* [What to work on]:
Reproduce exactly the lines below, starting at the line that contains "What does this" and ending with the last line of the records, both included; leave out any pictures.

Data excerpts

......

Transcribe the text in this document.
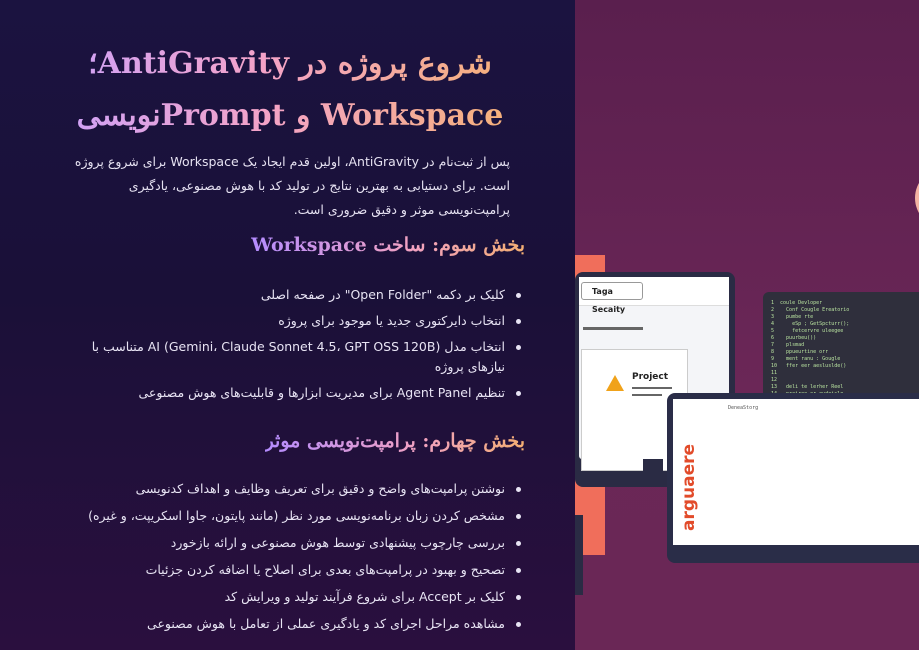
شروع پروژه در AntiGravity؛
Workspace و Promptنویسی
پس از ثبت‌نام در AntiGravity، اولین قدم ایجاد یک Workspace برای شروع پروژه است. برای دستیابی به بهترین نتایج در تولید کد با هوش مصنوعی، یادگیری پرامپت‌نویسی موثر و دقیق ضروری است.
بخش سوم: ساخت Workspace
کلیک بر دکمه "Open Folder" در صفحه اصلی
انتخاب دایرکتوری جدید یا موجود برای پروژه
انتخاب مدل AI (Gemini، Claude Sonnet 4.5، GPT OSS 120B) متناسب با نیازهای پروژه
تنظیم Agent Panel برای مدیریت ابزارها و قابلیت‌های هوش مصنوعی
بخش چهارم: پرامپت‌نویسی موثر
نوشتن پرامپت‌های واضح و دقیق برای تعریف وظایف و اهداف کدنویسی
مشخص کردن زبان برنامه‌نویسی مورد نظر (مانند پایتون، جاوا اسکریپت، و غیره)
بررسی چارچوب پیشنهادی توسط هوش مصنوعی و ارائه بازخورد
تصحیح و بهبود در پرامپت‌های بعدی برای اصلاح یا اضافه کردن جزئیات
کلیک بر Accept برای شروع فرآیند تولید و ویرایش کد
مشاهده مراحل اجرای کد و یادگیری عملی از تعامل با هوش مصنوعی
Taga Secaity
Project
1  coule Devloper
2    Conf Cougle Ereatorio
3    pumbe rte
4      eSp ; GetSpcturr();
5      fetcervre uleegee
6    puurbeu())
7    plsmad
8    ppueurtine orr
9    ment ranu : Gougle
10   ffer eer aesluslde()
11
12
13   deli te lerher Reel

arguaere
DeneaStorg
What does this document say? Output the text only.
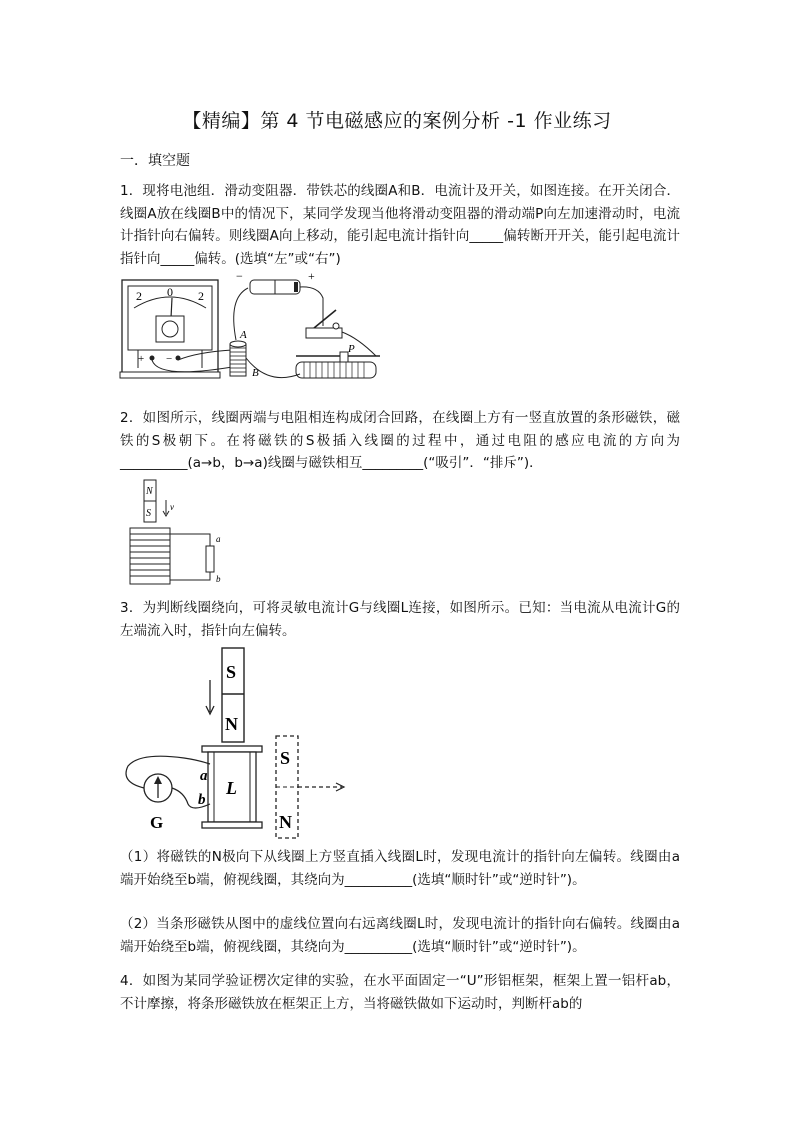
【精编】第 4 节电磁感应的案例分析 -1 作业练习
一．填空题
1．现将电池组．滑动变阻器．带铁芯的线圈A和B．电流计及开关，如图连接。在开关闭合．线圈A放在线圈B中的情况下，某同学发现当他将滑动变阻器的滑动端P向左加速滑动时，电流计指针向右偏转。则线圈A向上移动，能引起电流计指针向_____偏转断开开关，能引起电流计指针向_____偏转。(选填“左”或“右”)
2 0 2
+ −
A
B
−	+
P
2．如图所示，线圈两端与电阻相连构成闭合回路，在线圈上方有一竖直放置的条形磁铁，磁铁的S极朝下。在将磁铁的S极插入线圈的过程中，通过电阻的感应电流的方向为__________(a→b，b→a)线圈与磁铁相互_________(“吸引”．“排斥”)．
N
S
v
a
b
3．为判断线圈绕向，可将灵敏电流计G与线圈L连接，如图所示。已知：当电流从电流计G的左端流入时，指针向左偏转。
S
N
L
a
b
G
S
N
（1）将磁铁的N极向下从线圈上方竖直插入线圈L时，发现电流计的指针向左偏转。线圈由a端开始绕至b端，俯视线圈，其绕向为__________(选填“顺时针”或“逆时针”)。
（2）当条形磁铁从图中的虚线位置向右远离线圈L时，发现电流计的指针向右偏转。线圈由a端开始绕至b端，俯视线圈，其绕向为__________(选填“顺时针”或“逆时针”)。
4．如图为某同学验证楞次定律的实验，在水平面固定一“U”形铝框架，框架上置一铝杆ab，不计摩擦，将条形磁铁放在框架正上方，当将磁铁做如下运动时，判断杆ab的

......

* [Output for this exercise]:
What does this document say? Output the text only.
【精编】第 4 节电磁感应的案例分析 -1 作业练习
一．填空题
1．现将电池组．滑动变阻器．带铁芯的线圈A和B．电流计及开关，如图连接。在开关闭合．线圈A放在线圈B中的情况下，某同学发现当他将滑动变阻器的滑动端P向左加速滑动时，电流计指针向右偏转。则线圈A向上移动，能引起电流计指针向_____偏转断开开关，能引起电流计指针向_____偏转。(选填“左”或“右”)
2 0 2
+ −
A
B
−	+
P
2．如图所示，线圈两端与电阻相连构成闭合回路，在线圈上方有一竖直放置的条形磁铁，磁铁的S极朝下。在将磁铁的S极插入线圈的过程中，通过电阻的感应电流的方向为__________(a→b，b→a)线圈与磁铁相互_________(“吸引”．“排斥”)．
N
S
v
a
b
3．为判断线圈绕向，可将灵敏电流计G与线圈L连接，如图所示。已知：当电流从电流计G的左端流入时，指针向左偏转。
S
N
L
a
b
G
S
N
（1）将磁铁的N极向下从线圈上方竖直插入线圈L时，发现电流计的指针向左偏转。线圈由a端开始绕至b端，俯视线圈，其绕向为__________(选填“顺时针”或“逆时针”)。
（2）当条形磁铁从图中的虚线位置向右远离线圈L时，发现电流计的指针向右偏转。线圈由a端开始绕至b端，俯视线圈，其绕向为__________(选填“顺时针”或“逆时针”)。
4．如图为某同学验证楞次定律的实验，在水平面固定一“U”形铝框架，框架上置一铝杆ab，不计摩擦，将条形磁铁放在框架正上方，当将磁铁做如下运动时，判断杆ab的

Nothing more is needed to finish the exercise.